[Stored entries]
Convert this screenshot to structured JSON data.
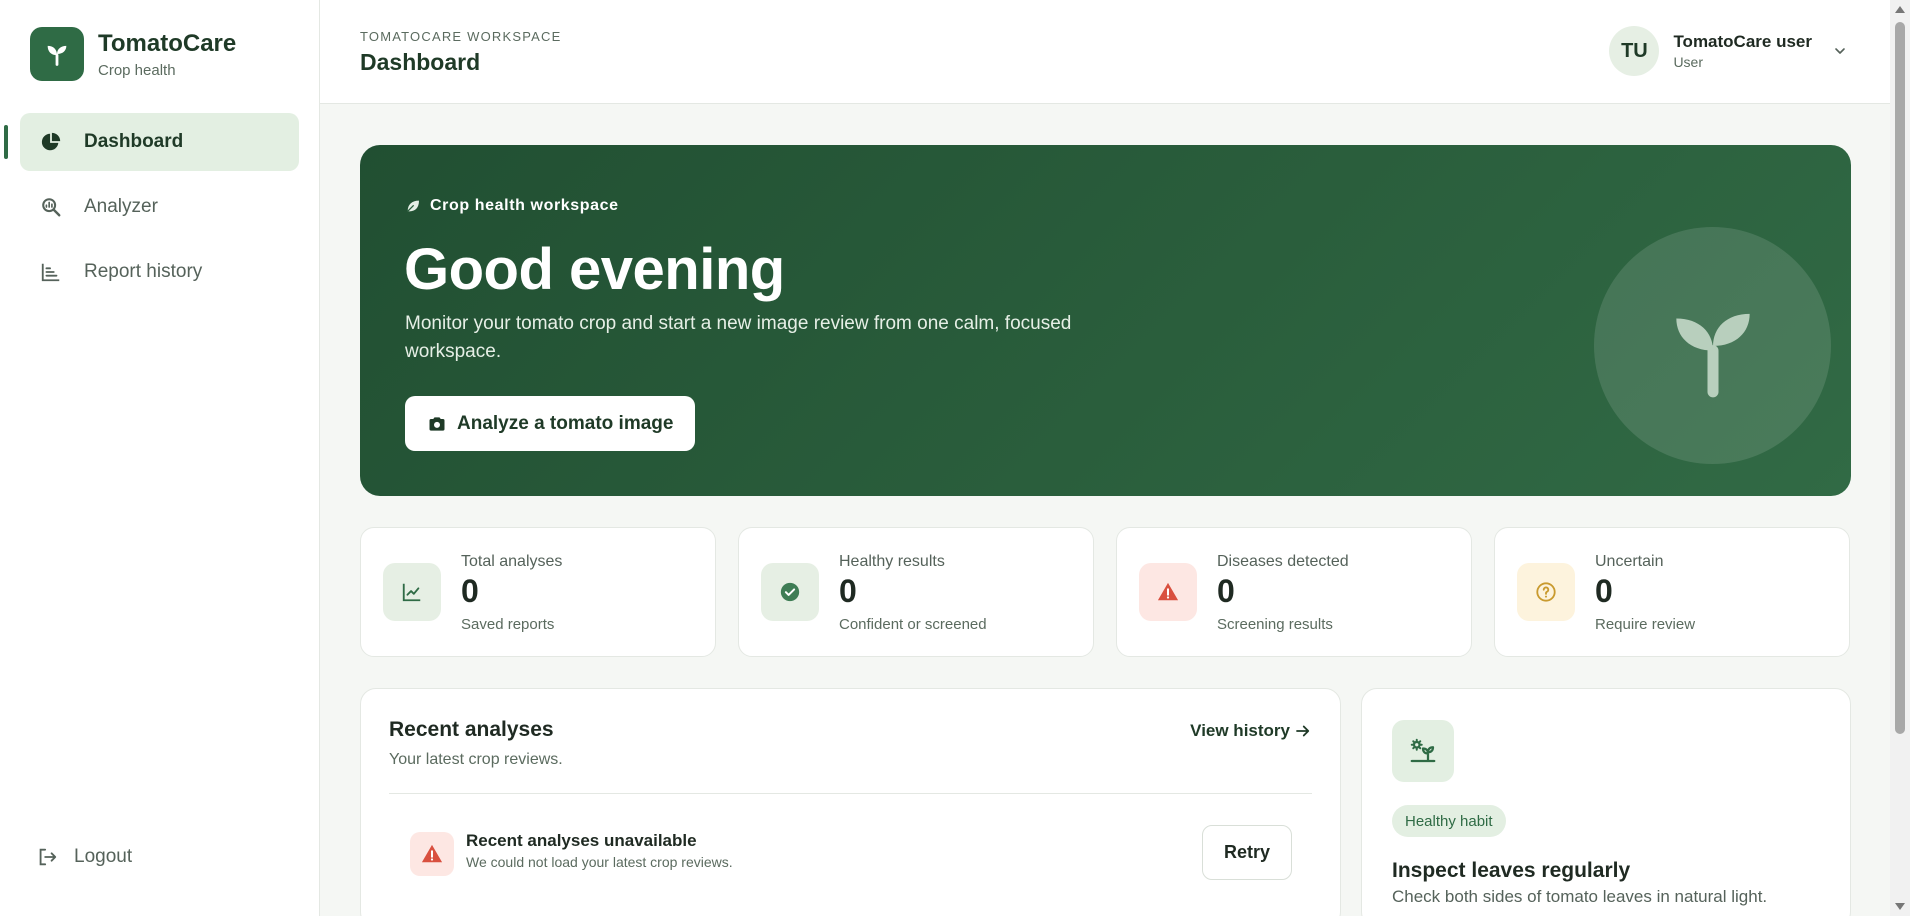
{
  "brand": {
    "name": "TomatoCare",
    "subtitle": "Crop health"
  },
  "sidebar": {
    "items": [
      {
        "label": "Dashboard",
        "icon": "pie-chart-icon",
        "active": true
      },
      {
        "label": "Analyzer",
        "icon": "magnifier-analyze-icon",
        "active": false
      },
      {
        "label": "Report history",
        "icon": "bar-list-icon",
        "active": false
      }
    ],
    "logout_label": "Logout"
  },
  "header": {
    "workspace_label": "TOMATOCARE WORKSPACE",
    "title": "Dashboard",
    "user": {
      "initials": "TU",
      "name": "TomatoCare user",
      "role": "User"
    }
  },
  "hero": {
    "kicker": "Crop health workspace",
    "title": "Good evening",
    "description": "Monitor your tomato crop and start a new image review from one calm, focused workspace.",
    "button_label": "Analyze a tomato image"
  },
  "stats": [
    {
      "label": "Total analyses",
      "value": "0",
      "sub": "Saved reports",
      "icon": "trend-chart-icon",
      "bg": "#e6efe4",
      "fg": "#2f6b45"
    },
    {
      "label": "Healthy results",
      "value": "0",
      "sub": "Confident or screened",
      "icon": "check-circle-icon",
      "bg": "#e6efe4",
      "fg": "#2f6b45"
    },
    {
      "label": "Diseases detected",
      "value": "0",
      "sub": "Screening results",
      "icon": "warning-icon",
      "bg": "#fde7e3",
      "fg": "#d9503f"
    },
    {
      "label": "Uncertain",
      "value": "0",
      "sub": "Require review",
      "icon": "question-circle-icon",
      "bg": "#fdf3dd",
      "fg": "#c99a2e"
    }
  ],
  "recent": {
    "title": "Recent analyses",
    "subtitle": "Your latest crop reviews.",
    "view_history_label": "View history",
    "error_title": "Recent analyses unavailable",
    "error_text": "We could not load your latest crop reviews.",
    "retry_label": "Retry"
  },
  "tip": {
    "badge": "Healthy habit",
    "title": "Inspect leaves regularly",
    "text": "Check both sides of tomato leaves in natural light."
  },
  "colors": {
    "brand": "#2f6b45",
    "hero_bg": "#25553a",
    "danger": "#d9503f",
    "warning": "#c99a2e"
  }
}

» **REQUEST**
Your copy of the data should match it exactly, except that pictures are left out.

» **WRITTEN ANSWER**
Convert this screenshot to structured JSON data.
{
  "brand": {
    "name": "TomatoCare",
    "subtitle": "Crop health"
  },
  "sidebar": {
    "items": [
      {
        "label": "Dashboard",
        "icon": "pie-chart-icon",
        "active": true
      },
      {
        "label": "Analyzer",
        "icon": "magnifier-analyze-icon",
        "active": false
      },
      {
        "label": "Report history",
        "icon": "bar-list-icon",
        "active": false
      }
    ],
    "logout_label": "Logout"
  },
  "header": {
    "workspace_label": "TOMATOCARE WORKSPACE",
    "title": "Dashboard",
    "user": {
      "initials": "TU",
      "name": "TomatoCare user",
      "role": "User"
    }
  },
  "hero": {
    "kicker": "Crop health workspace",
    "title": "Good evening",
    "description": "Monitor your tomato crop and start a new image review from one calm, focused workspace.",
    "button_label": "Analyze a tomato image"
  },
  "stats": [
    {
      "label": "Total analyses",
      "value": "0",
      "sub": "Saved reports",
      "icon": "trend-chart-icon",
      "bg": "#e6efe4",
      "fg": "#2f6b45"
    },
    {
      "label": "Healthy results",
      "value": "0",
      "sub": "Confident or screened",
      "icon": "check-circle-icon",
      "bg": "#e6efe4",
      "fg": "#2f6b45"
    },
    {
      "label": "Diseases detected",
      "value": "0",
      "sub": "Screening results",
      "icon": "warning-icon",
      "bg": "#fde7e3",
      "fg": "#d9503f"
    },
    {
      "label": "Uncertain",
      "value": "0",
      "sub": "Require review",
      "icon": "question-circle-icon",
      "bg": "#fdf3dd",
      "fg": "#c99a2e"
    }
  ],
  "recent": {
    "title": "Recent analyses",
    "subtitle": "Your latest crop reviews.",
    "view_history_label": "View history",
    "error_title": "Recent analyses unavailable",
    "error_text": "We could not load your latest crop reviews.",
    "retry_label": "Retry"
  },
  "tip": {
    "badge": "Healthy habit",
    "title": "Inspect leaves regularly",
    "text": "Check both sides of tomato leaves in natural light."
  },
  "colors": {
    "brand": "#2f6b45",
    "hero_bg": "#25553a",
    "danger": "#d9503f",
    "warning": "#c99a2e"
  }
}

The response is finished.